:: Given data ::
+--
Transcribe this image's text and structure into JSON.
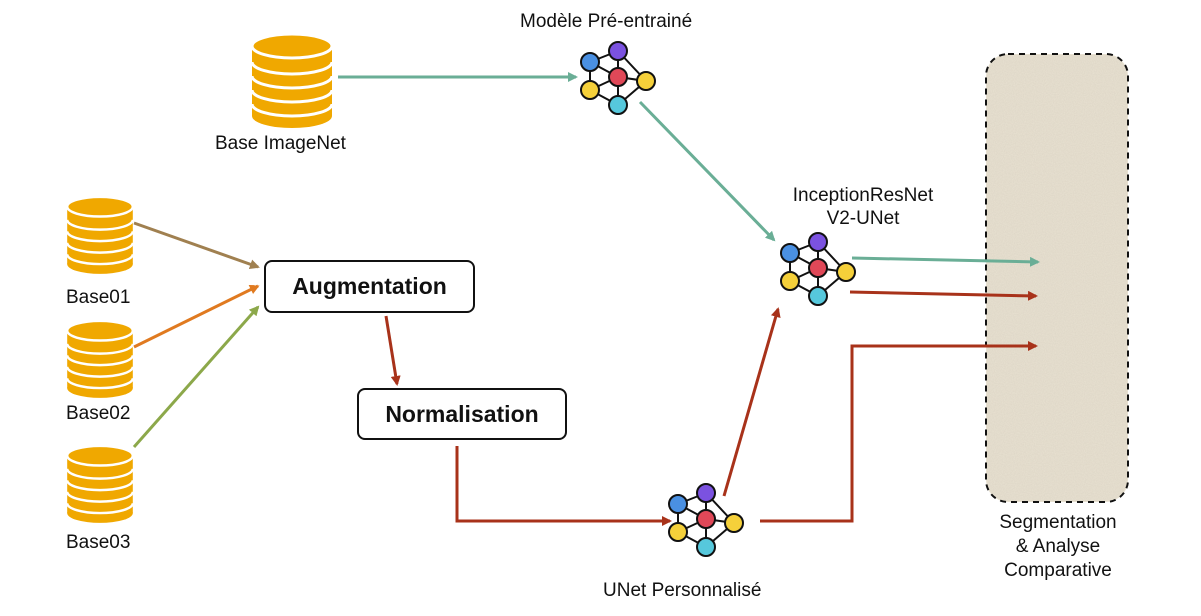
{
  "labels": {
    "base_imagenet": "Base ImageNet",
    "base01": "Base01",
    "base02": "Base02",
    "base03": "Base03",
    "pretrained_model": "Modèle Pré-entrainé",
    "inception_line1": "InceptionResNet",
    "inception_line2": "V2-UNet",
    "unet_custom": "UNet Personnalisé",
    "output_line1": "Segmentation",
    "output_line2": "& Analyse",
    "output_line3": "Comparative"
  },
  "boxes": {
    "augmentation": "Augmentation",
    "normalisation": "Normalisation"
  },
  "icons": {
    "database": "database-icon",
    "network": "neural-network-icon"
  },
  "colors": {
    "database": "#F0A800",
    "teal_arrow": "#6AAE96",
    "red_arrow": "#A8321A",
    "brown_arrow": "#A08050",
    "orange_arrow": "#E07A20",
    "green_arrow": "#8CA84A",
    "output_panel": "#E9E2D2",
    "node_blue": "#4A90E2",
    "node_purple": "#7B52E0",
    "node_red": "#E04858",
    "node_yellow": "#F5D03A",
    "node_cyan": "#56C8DC"
  }
}
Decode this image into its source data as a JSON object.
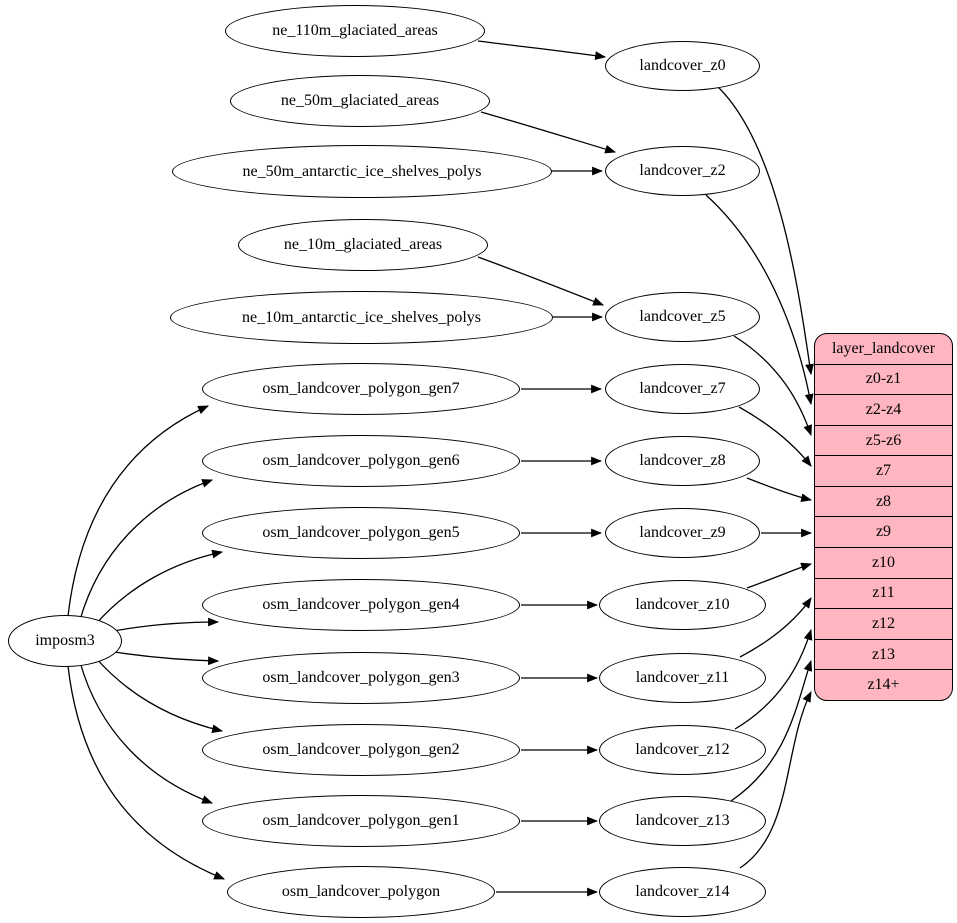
{
  "diagram_type": "etl-flow-graph",
  "colors": {
    "background": "#ffffff",
    "node_fill": "#ffffff",
    "stroke": "#000000",
    "table_fill": "#ffb6c1"
  },
  "nodes": {
    "imposm3": "imposm3",
    "ne_110m_glaciated_areas": "ne_110m_glaciated_areas",
    "ne_50m_glaciated_areas": "ne_50m_glaciated_areas",
    "ne_50m_antarctic_ice_shelves_polys": "ne_50m_antarctic_ice_shelves_polys",
    "ne_10m_glaciated_areas": "ne_10m_glaciated_areas",
    "ne_10m_antarctic_ice_shelves_polys": "ne_10m_antarctic_ice_shelves_polys",
    "osm_landcover_polygon_gen7": "osm_landcover_polygon_gen7",
    "osm_landcover_polygon_gen6": "osm_landcover_polygon_gen6",
    "osm_landcover_polygon_gen5": "osm_landcover_polygon_gen5",
    "osm_landcover_polygon_gen4": "osm_landcover_polygon_gen4",
    "osm_landcover_polygon_gen3": "osm_landcover_polygon_gen3",
    "osm_landcover_polygon_gen2": "osm_landcover_polygon_gen2",
    "osm_landcover_polygon_gen1": "osm_landcover_polygon_gen1",
    "osm_landcover_polygon": "osm_landcover_polygon",
    "landcover_z0": "landcover_z0",
    "landcover_z2": "landcover_z2",
    "landcover_z5": "landcover_z5",
    "landcover_z7": "landcover_z7",
    "landcover_z8": "landcover_z8",
    "landcover_z9": "landcover_z9",
    "landcover_z10": "landcover_z10",
    "landcover_z11": "landcover_z11",
    "landcover_z12": "landcover_z12",
    "landcover_z13": "landcover_z13",
    "landcover_z14": "landcover_z14"
  },
  "table": {
    "title": "layer_landcover",
    "rows": [
      "z0-z1",
      "z2-z4",
      "z5-z6",
      "z7",
      "z8",
      "z9",
      "z10",
      "z11",
      "z12",
      "z13",
      "z14+"
    ]
  },
  "edges": [
    {
      "from": "ne_110m_glaciated_areas",
      "to": "landcover_z0"
    },
    {
      "from": "ne_50m_glaciated_areas",
      "to": "landcover_z2"
    },
    {
      "from": "ne_50m_antarctic_ice_shelves_polys",
      "to": "landcover_z2"
    },
    {
      "from": "ne_10m_glaciated_areas",
      "to": "landcover_z5"
    },
    {
      "from": "ne_10m_antarctic_ice_shelves_polys",
      "to": "landcover_z5"
    },
    {
      "from": "imposm3",
      "to": "osm_landcover_polygon_gen7"
    },
    {
      "from": "imposm3",
      "to": "osm_landcover_polygon_gen6"
    },
    {
      "from": "imposm3",
      "to": "osm_landcover_polygon_gen5"
    },
    {
      "from": "imposm3",
      "to": "osm_landcover_polygon_gen4"
    },
    {
      "from": "imposm3",
      "to": "osm_landcover_polygon_gen3"
    },
    {
      "from": "imposm3",
      "to": "osm_landcover_polygon_gen2"
    },
    {
      "from": "imposm3",
      "to": "osm_landcover_polygon_gen1"
    },
    {
      "from": "imposm3",
      "to": "osm_landcover_polygon"
    },
    {
      "from": "osm_landcover_polygon_gen7",
      "to": "landcover_z7"
    },
    {
      "from": "osm_landcover_polygon_gen6",
      "to": "landcover_z8"
    },
    {
      "from": "osm_landcover_polygon_gen5",
      "to": "landcover_z9"
    },
    {
      "from": "osm_landcover_polygon_gen4",
      "to": "landcover_z10"
    },
    {
      "from": "osm_landcover_polygon_gen3",
      "to": "landcover_z11"
    },
    {
      "from": "osm_landcover_polygon_gen2",
      "to": "landcover_z12"
    },
    {
      "from": "osm_landcover_polygon_gen1",
      "to": "landcover_z13"
    },
    {
      "from": "osm_landcover_polygon",
      "to": "landcover_z14"
    },
    {
      "from": "landcover_z0",
      "to": "layer_landcover.z0-z1"
    },
    {
      "from": "landcover_z2",
      "to": "layer_landcover.z2-z4"
    },
    {
      "from": "landcover_z5",
      "to": "layer_landcover.z5-z6"
    },
    {
      "from": "landcover_z7",
      "to": "layer_landcover.z7"
    },
    {
      "from": "landcover_z8",
      "to": "layer_landcover.z8"
    },
    {
      "from": "landcover_z9",
      "to": "layer_landcover.z9"
    },
    {
      "from": "landcover_z10",
      "to": "layer_landcover.z10"
    },
    {
      "from": "landcover_z11",
      "to": "layer_landcover.z11"
    },
    {
      "from": "landcover_z12",
      "to": "layer_landcover.z12"
    },
    {
      "from": "landcover_z13",
      "to": "layer_landcover.z13"
    },
    {
      "from": "landcover_z14",
      "to": "layer_landcover.z14+"
    }
  ]
}
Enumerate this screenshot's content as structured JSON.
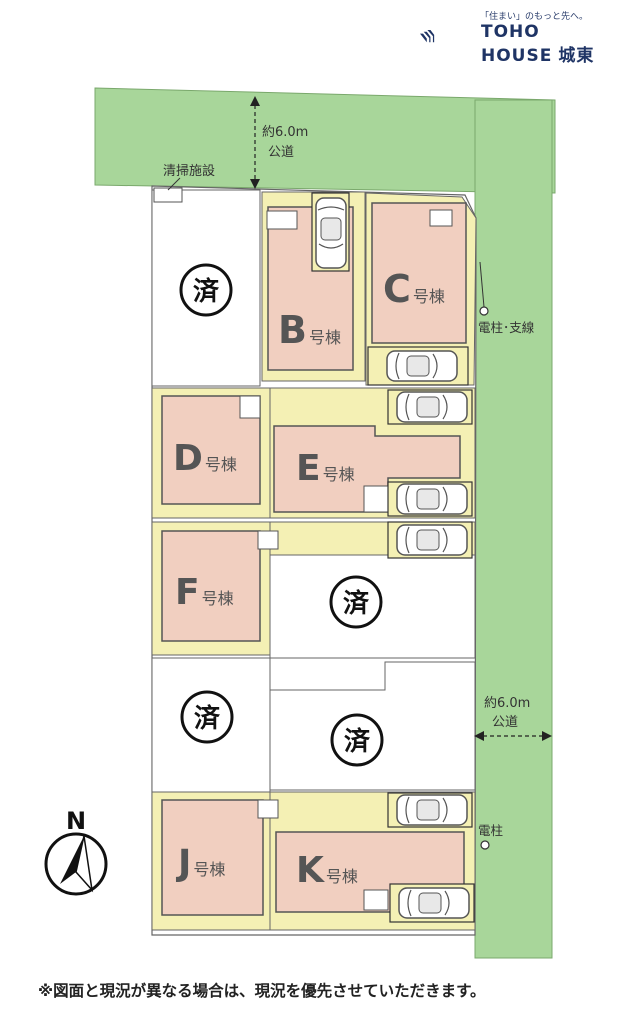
{
  "brand": {
    "tagline": "「住まい」のもっと先へ。",
    "name_line1": "TOHO",
    "name_line2": "HOUSE",
    "branch": "城東"
  },
  "roads": {
    "north_width": "約6.0m",
    "north_label": "公道",
    "east_width": "約6.0m",
    "east_label": "公道"
  },
  "annotations": {
    "cleaning_facility": "清掃施設",
    "pole_with_guy": "電柱･支線",
    "pole": "電柱",
    "north": "N"
  },
  "lots": [
    {
      "id": "B",
      "suffix": "号棟",
      "status": "available"
    },
    {
      "id": "C",
      "suffix": "号棟",
      "status": "available"
    },
    {
      "id": "D",
      "suffix": "号棟",
      "status": "available"
    },
    {
      "id": "E",
      "suffix": "号棟",
      "status": "available"
    },
    {
      "id": "F",
      "suffix": "号棟",
      "status": "available"
    },
    {
      "id": "J",
      "suffix": "号棟",
      "status": "available"
    },
    {
      "id": "K",
      "suffix": "号棟",
      "status": "available"
    }
  ],
  "sold_mark": "済",
  "footnote": "※図面と現況が異なる場合は、現況を優先させていただきます。",
  "colors": {
    "road": "#a8d69a",
    "lot_yard": "#f4f0b4",
    "house": "#f1cfc0",
    "outline": "#666666",
    "brand": "#1f3465"
  }
}
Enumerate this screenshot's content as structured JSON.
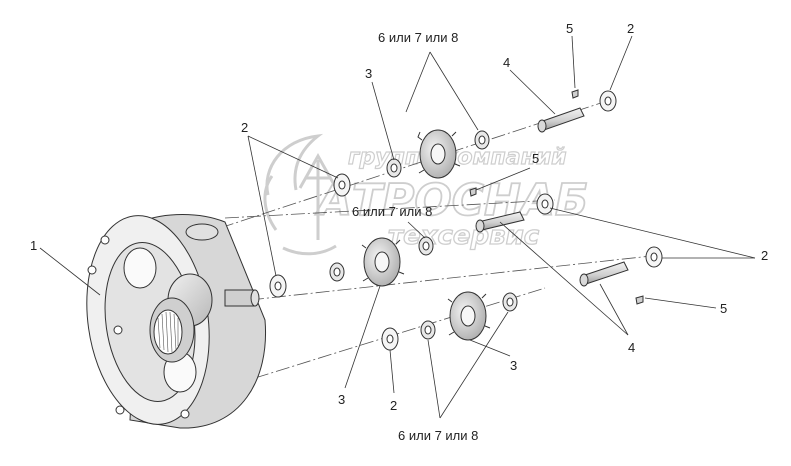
{
  "diagram": {
    "labels": {
      "l1": "1",
      "l2a": "2",
      "l2b": "2",
      "l2c": "2",
      "l2d": "2",
      "l3a": "3",
      "l3b": "3",
      "l3c": "3",
      "l4a": "4",
      "l4b": "4",
      "l5a": "5",
      "l5b": "5",
      "l5c": "5",
      "l678a": "6 или 7 или 8",
      "l678b": "6 или 7 или 8",
      "l678c": "6 или 7 или 8"
    },
    "watermark": {
      "line1": "группа компаний",
      "line2": "АТРОСНАБ",
      "line3": "техсервис"
    },
    "colors": {
      "line": "#333333",
      "part_fill": "#e8e8e8",
      "part_shade": "#bdbdbd",
      "watermark": "#c9c9c9"
    }
  }
}
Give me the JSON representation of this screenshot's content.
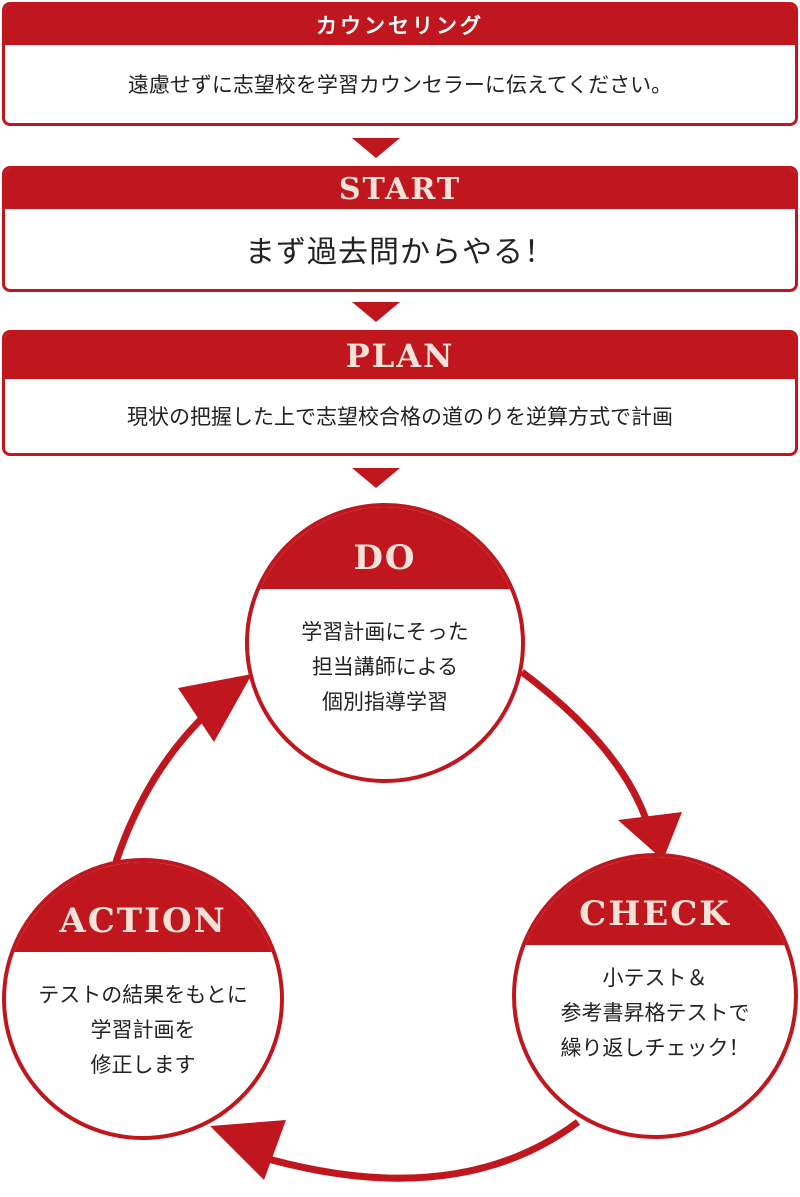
{
  "counseling": {
    "title": "カウンセリング",
    "text": "遠慮せずに志望校を学習カウンセラーに伝えてください。"
  },
  "start": {
    "title": "START",
    "text": "まず過去問からやる！"
  },
  "plan": {
    "title": "PLAN",
    "text": "現状の把握した上で志望校合格の道のりを逆算方式で計画"
  },
  "cycle": {
    "do": {
      "title": "DO",
      "lines": [
        "学習計画にそった",
        "担当講師による",
        "個別指導学習"
      ]
    },
    "check": {
      "title": "CHECK",
      "lines": [
        "小テスト＆",
        "参考書昇格テストで",
        "繰り返しチェック！"
      ]
    },
    "action": {
      "title": "ACTION",
      "lines": [
        "テストの結果をもとに",
        "学習計画を",
        "修正します"
      ]
    }
  },
  "colors": {
    "accent": "#c0171f",
    "title_text": "#f6e2d8"
  }
}
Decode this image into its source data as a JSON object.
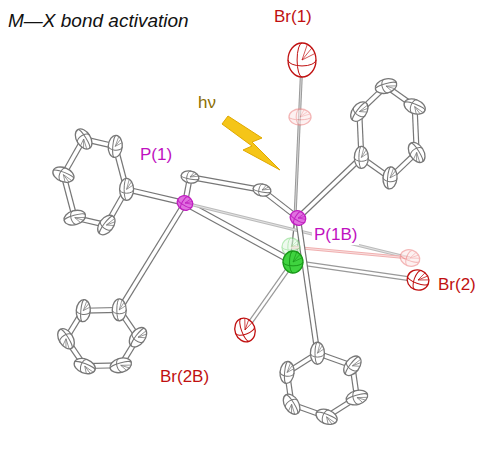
{
  "diagram": {
    "title": "M—X bond activation",
    "labels": [
      "hν",
      "Br(1)",
      "P(1)",
      "P(1B)",
      "Br(2)",
      "Br(2B)"
    ]
  }
}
+--
:: Exercise aim ::
Beginning with the line that contains "Give me the" in the data above, please copy each line exactly until the last line, both ends included, skipping any pictures.

:: Correct answer ::
Give me the JSON representation of this screenshot's content.
{
  "counseling": {
    "title": "カウンセリング",
    "text": "遠慮せずに志望校を学習カウンセラーに伝えてください。"
  },
  "start": {
    "title": "START",
    "text": "まず過去問からやる！"
  },
  "plan": {
    "title": "PLAN",
    "text": "現状の把握した上で志望校合格の道のりを逆算方式で計画"
  },
  "cycle": {
    "do": {
      "title": "DO",
      "lines": [
        "学習計画にそった",
        "担当講師による",
        "個別指導学習"
      ]
    },
    "check": {
      "title": "CHECK",
      "lines": [
        "小テスト＆",
        "参考書昇格テストで",
        "繰り返しチェック！"
      ]
    },
    "action": {
      "title": "ACTION",
      "lines": [
        "テストの結果をもとに",
        "学習計画を",
        "修正します"
      ]
    }
  },
  "colors": {
    "accent": "#c0171f",
    "title_text": "#f6e2d8"
  }
}
Decode this image into its source data as a JSON object.
{
  "diagram": {
    "title": "M—X bond activation",
    "labels": [
      "hν",
      "Br(1)",
      "P(1)",
      "P(1B)",
      "Br(2)",
      "Br(2B)"
    ]
  }
}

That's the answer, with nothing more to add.